WHAT IS NEEDED » Tell how many lines have the string "창업기업" in them, and write nothing besides the number.

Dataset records
— START —

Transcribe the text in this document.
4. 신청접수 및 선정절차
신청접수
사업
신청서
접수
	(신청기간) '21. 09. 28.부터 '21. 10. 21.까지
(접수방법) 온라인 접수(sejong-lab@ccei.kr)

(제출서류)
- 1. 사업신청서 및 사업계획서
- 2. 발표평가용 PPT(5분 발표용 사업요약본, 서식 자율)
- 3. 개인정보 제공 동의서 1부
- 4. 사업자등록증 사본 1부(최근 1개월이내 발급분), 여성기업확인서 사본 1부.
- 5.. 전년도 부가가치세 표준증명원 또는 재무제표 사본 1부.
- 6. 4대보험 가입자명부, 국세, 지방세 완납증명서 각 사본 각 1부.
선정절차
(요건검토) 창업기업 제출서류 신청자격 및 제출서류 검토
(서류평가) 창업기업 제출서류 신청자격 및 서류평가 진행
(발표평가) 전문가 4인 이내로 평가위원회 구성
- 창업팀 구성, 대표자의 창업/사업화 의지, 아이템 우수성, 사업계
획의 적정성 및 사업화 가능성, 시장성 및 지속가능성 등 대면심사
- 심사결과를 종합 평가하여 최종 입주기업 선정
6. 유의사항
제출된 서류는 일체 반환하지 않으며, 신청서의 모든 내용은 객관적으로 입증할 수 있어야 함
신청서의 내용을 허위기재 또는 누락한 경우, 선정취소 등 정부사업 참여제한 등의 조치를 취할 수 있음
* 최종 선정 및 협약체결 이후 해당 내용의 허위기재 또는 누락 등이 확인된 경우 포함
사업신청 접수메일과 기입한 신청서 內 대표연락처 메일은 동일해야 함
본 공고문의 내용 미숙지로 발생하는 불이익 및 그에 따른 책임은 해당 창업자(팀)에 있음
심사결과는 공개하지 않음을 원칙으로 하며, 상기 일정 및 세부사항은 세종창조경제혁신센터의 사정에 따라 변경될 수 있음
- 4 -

— END —

OUTPUT FOR THIS EXERCISE » 2